▸ **Work instructions**
Omit the pictures, please, and give each record below again exactly.

▸ **Exercise inputs**
>> BEGIN
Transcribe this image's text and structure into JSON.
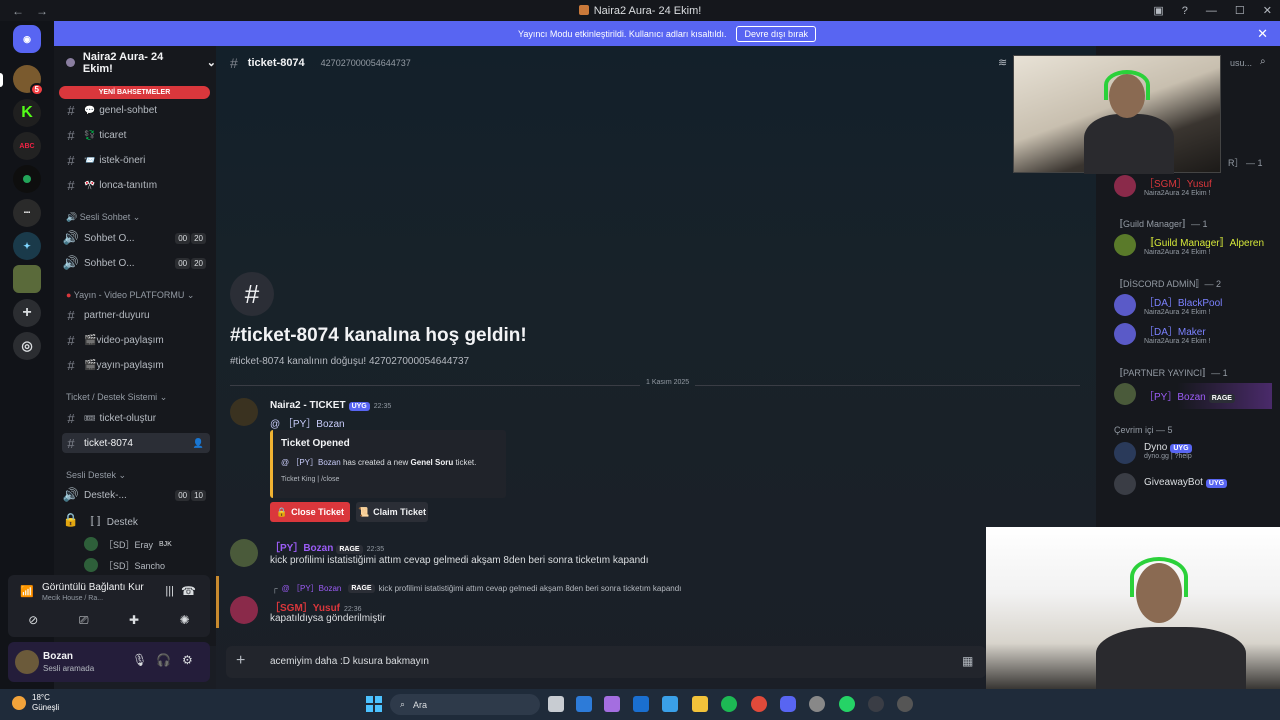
{
  "titlebar": {
    "title": "Naira2 Aura- 24 Ekim!",
    "back": "←",
    "forward": "→"
  },
  "banner": {
    "text": "Yayıncı Modu etkinleştirildi. Kullanıcı adları kısaltıldı.",
    "button": "Devre dışı bırak"
  },
  "server": {
    "name": "Naira2 Aura- 24 Ekim!",
    "new_mentions": "YENİ BAHSETMELER"
  },
  "channels": {
    "text": [
      {
        "emoji": "💬",
        "name": "genel-sohbet"
      },
      {
        "emoji": "💱",
        "name": "ticaret"
      },
      {
        "emoji": "📨",
        "name": "istek-öneri"
      },
      {
        "emoji": "🎌",
        "name": "lonca-tanıtım"
      }
    ],
    "voice_category": "Sesli Sohbet",
    "voice": [
      {
        "name": "Sohbet O...",
        "a": "00",
        "b": "20"
      },
      {
        "name": "Sohbet O...",
        "a": "00",
        "b": "20"
      }
    ],
    "stream_category": "Yayın - Video PLATFORMU",
    "stream": [
      "partner-duyuru",
      "🎬video-paylaşım",
      "🎬yayın-paylaşım"
    ],
    "ticket_category": "Ticket / Destek Sistemi",
    "ticket": [
      "ticket-oluştur",
      "ticket-8074"
    ],
    "support_category": "Sesli Destek",
    "support": [
      {
        "name": "Destek-...",
        "a": "00",
        "b": "10"
      },
      {
        "name": "〚 〛Destek"
      }
    ],
    "voice_members": [
      {
        "name": "［SD］Eray",
        "tag": "BJK"
      },
      {
        "name": "［SD］Sancho",
        "tag": ""
      }
    ]
  },
  "voice_panel": {
    "title": "Görüntülü Bağlantı Kur",
    "sub": "Mecik House / Ra..."
  },
  "user": {
    "name": "Bozan",
    "status": "Sesli aramada"
  },
  "channel_header": {
    "name": "ticket-8074",
    "id": "427027000054644737"
  },
  "welcome": {
    "title": "#ticket-8074 kanalına hoş geldin!",
    "sub": "#ticket-8074 kanalının doğuşu! 427027000054644737"
  },
  "date_divider": "1 Kasım 2025",
  "messages": [
    {
      "author": "Naira2 - TICKET",
      "app_tag": "UYG",
      "time": "22:35",
      "text": "@ ［PY］Bozan",
      "embed": {
        "title": "Ticket Opened",
        "mention": "@ ［PY］Bozan",
        "desc_pre": "has created a new",
        "desc_bold": "Genel Soru",
        "desc_post": "ticket.",
        "footer": "Ticket King | /close"
      },
      "buttons": {
        "close": "Close Ticket",
        "claim": "Claim Ticket"
      }
    },
    {
      "author": "［PY］Bozan",
      "tag": "RAGE",
      "time": "22:35",
      "text": "kick profilimi istatistiğimi attım cevap gelmedi akşam 8den beri sonra ticketım kapandı"
    },
    {
      "reply_author": "@ ［PY］Bozan",
      "reply_tag": "RAGE",
      "reply_text": "kick profilimi istatistiğimi attım cevap gelmedi akşam 8den beri sonra ticketım kapandı",
      "author": "［SGM］Yusuf",
      "time": "22:36",
      "text": "kapatıldıysa gönderilmiştir"
    }
  ],
  "composer": {
    "value": "acemiyim daha :D kusura bakmayın"
  },
  "members": {
    "top_partial": "R］ — 1",
    "top_member": {
      "name": "［SGM］Yusuf",
      "status": "Naira2Aura 24 Ekim !"
    },
    "gm_category": "〚Guild Manager〛— 1",
    "gm_member": {
      "name": "〚Guild Manager〛Alperen",
      "status": "Naira2Aura 24 Ekim !"
    },
    "admin_category": "〚DİSCORD ADMİN〛— 2",
    "admins": [
      {
        "name": "［DA］BlackPool",
        "status": "Naira2Aura 24 Ekim !"
      },
      {
        "name": "［DA］Maker",
        "status": "Naira2Aura 24 Ekim !"
      }
    ],
    "partner_category": "〚PARTNER YAYINCI〛— 1",
    "partner": {
      "name": "［PY］Bozan",
      "tag": "RAGE"
    },
    "online_category": "Çevrim içi — 5",
    "bots": [
      {
        "name": "Dyno",
        "tag": "UYG",
        "status": "dyno.gg | ?help"
      },
      {
        "name": "GiveawayBot",
        "tag": "UYG",
        "status": ""
      }
    ],
    "search_partial": "usu..."
  },
  "taskbar": {
    "temp": "18°C",
    "weather": "Güneşli",
    "search": "Ara"
  },
  "colors": {
    "accent": "#5865f2",
    "danger": "#da373c",
    "online": "#23a55a",
    "streamer": "#9b5cf6"
  }
}
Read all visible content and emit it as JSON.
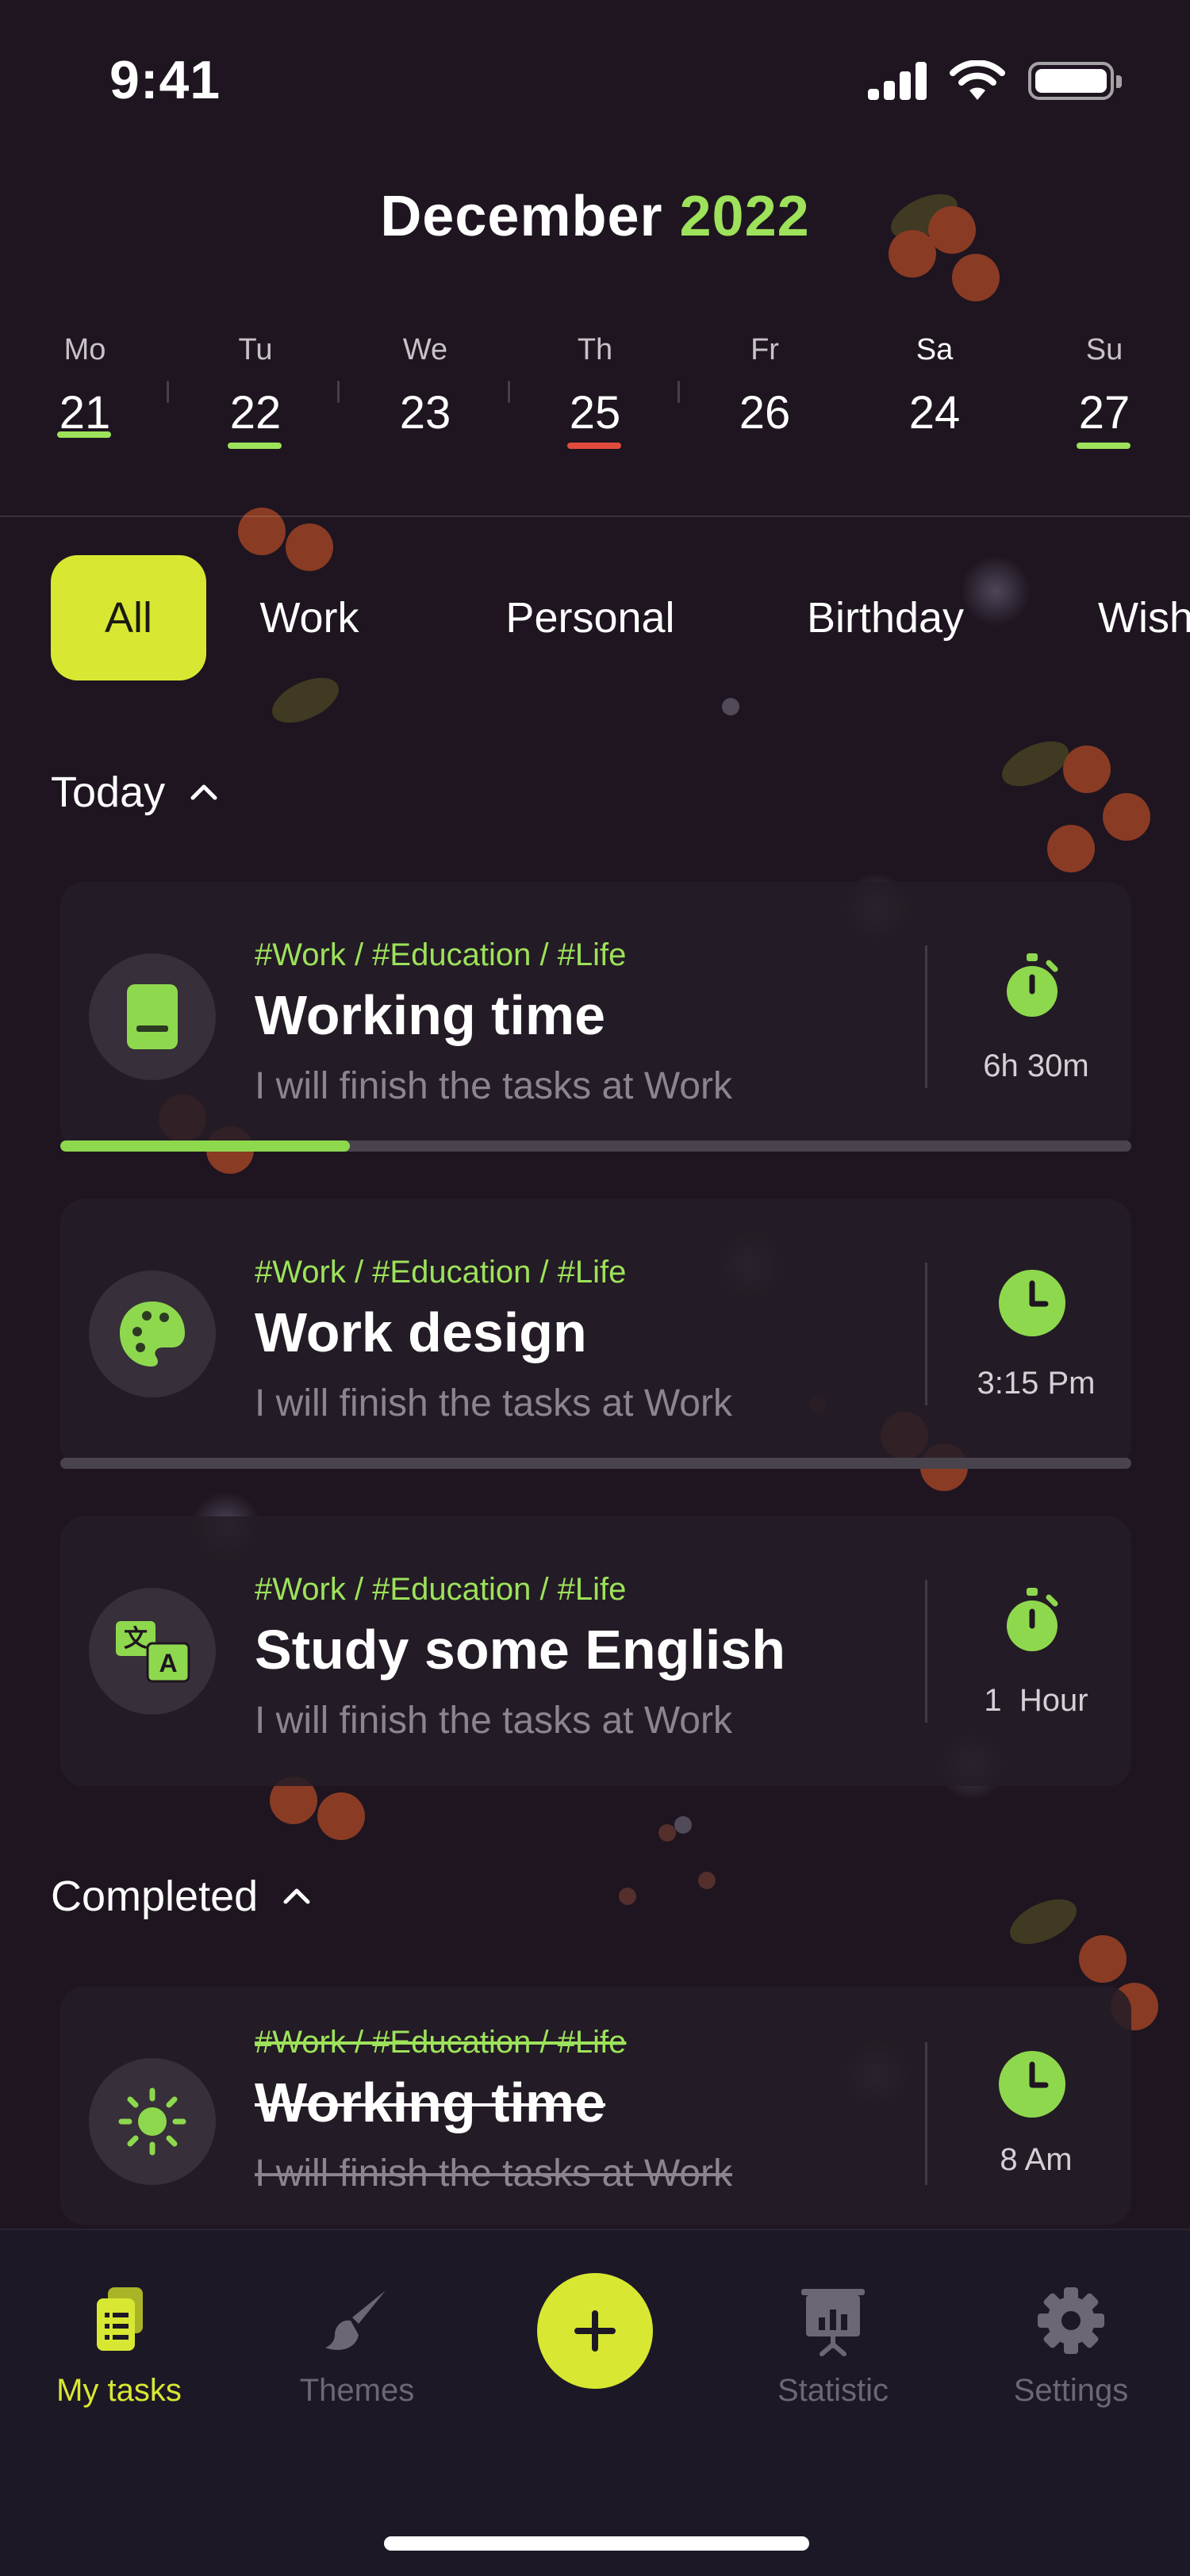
>> END
▸ **Output for this task**
Transcribe this image's text and structure into JSON.
{
  "titlebar": {
    "title": "Naira2 Aura- 24 Ekim!",
    "back": "←",
    "forward": "→"
  },
  "banner": {
    "text": "Yayıncı Modu etkinleştirildi. Kullanıcı adları kısaltıldı.",
    "button": "Devre dışı bırak"
  },
  "server": {
    "name": "Naira2 Aura- 24 Ekim!",
    "new_mentions": "YENİ BAHSETMELER"
  },
  "channels": {
    "text": [
      {
        "emoji": "💬",
        "name": "genel-sohbet"
      },
      {
        "emoji": "💱",
        "name": "ticaret"
      },
      {
        "emoji": "📨",
        "name": "istek-öneri"
      },
      {
        "emoji": "🎌",
        "name": "lonca-tanıtım"
      }
    ],
    "voice_category": "Sesli Sohbet",
    "voice": [
      {
        "name": "Sohbet O...",
        "a": "00",
        "b": "20"
      },
      {
        "name": "Sohbet O...",
        "a": "00",
        "b": "20"
      }
    ],
    "stream_category": "Yayın - Video PLATFORMU",
    "stream": [
      "partner-duyuru",
      "🎬video-paylaşım",
      "🎬yayın-paylaşım"
    ],
    "ticket_category": "Ticket / Destek Sistemi",
    "ticket": [
      "ticket-oluştur",
      "ticket-8074"
    ],
    "support_category": "Sesli Destek",
    "support": [
      {
        "name": "Destek-...",
        "a": "00",
        "b": "10"
      },
      {
        "name": "〚 〛Destek"
      }
    ],
    "voice_members": [
      {
        "name": "［SD］Eray",
        "tag": "BJK"
      },
      {
        "name": "［SD］Sancho",
        "tag": ""
      }
    ]
  },
  "voice_panel": {
    "title": "Görüntülü Bağlantı Kur",
    "sub": "Mecik House / Ra..."
  },
  "user": {
    "name": "Bozan",
    "status": "Sesli aramada"
  },
  "channel_header": {
    "name": "ticket-8074",
    "id": "427027000054644737"
  },
  "welcome": {
    "title": "#ticket-8074 kanalına hoş geldin!",
    "sub": "#ticket-8074 kanalının doğuşu! 427027000054644737"
  },
  "date_divider": "1 Kasım 2025",
  "messages": [
    {
      "author": "Naira2 - TICKET",
      "app_tag": "UYG",
      "time": "22:35",
      "text": "@ ［PY］Bozan",
      "embed": {
        "title": "Ticket Opened",
        "mention": "@ ［PY］Bozan",
        "desc_pre": "has created a new",
        "desc_bold": "Genel Soru",
        "desc_post": "ticket.",
        "footer": "Ticket King | /close"
      },
      "buttons": {
        "close": "Close Ticket",
        "claim": "Claim Ticket"
      }
    },
    {
      "author": "［PY］Bozan",
      "tag": "RAGE",
      "time": "22:35",
      "text": "kick profilimi istatistiğimi attım cevap gelmedi akşam 8den beri sonra ticketım kapandı"
    },
    {
      "reply_author": "@ ［PY］Bozan",
      "reply_tag": "RAGE",
      "reply_text": "kick profilimi istatistiğimi attım cevap gelmedi akşam 8den beri sonra ticketım kapandı",
      "author": "［SGM］Yusuf",
      "time": "22:36",
      "text": "kapatıldıysa gönderilmiştir"
    }
  ],
  "composer": {
    "value": "acemiyim daha :D kusura bakmayın"
  },
  "members": {
    "top_partial": "R］ — 1",
    "top_member": {
      "name": "［SGM］Yusuf",
      "status": "Naira2Aura 24 Ekim !"
    },
    "gm_category": "〚Guild Manager〛— 1",
    "gm_member": {
      "name": "〚Guild Manager〛Alperen",
      "status": "Naira2Aura 24 Ekim !"
    },
    "admin_category": "〚DİSCORD ADMİN〛— 2",
    "admins": [
      {
        "name": "［DA］BlackPool",
        "status": "Naira2Aura 24 Ekim !"
      },
      {
        "name": "［DA］Maker",
        "status": "Naira2Aura 24 Ekim !"
      }
    ],
    "partner_category": "〚PARTNER YAYINCI〛— 1",
    "partner": {
      "name": "［PY］Bozan",
      "tag": "RAGE"
    },
    "online_category": "Çevrim içi — 5",
    "bots": [
      {
        "name": "Dyno",
        "tag": "UYG",
        "status": "dyno.gg | ?help"
      },
      {
        "name": "GiveawayBot",
        "tag": "UYG",
        "status": ""
      }
    ],
    "search_partial": "usu..."
  },
  "taskbar": {
    "temp": "18°C",
    "weather": "Güneşli",
    "search": "Ara"
  },
  "colors": {
    "accent": "#5865f2",
    "danger": "#da373c",
    "online": "#23a55a",
    "streamer": "#9b5cf6"
  }
}
Read all visible content and emit it as JSON.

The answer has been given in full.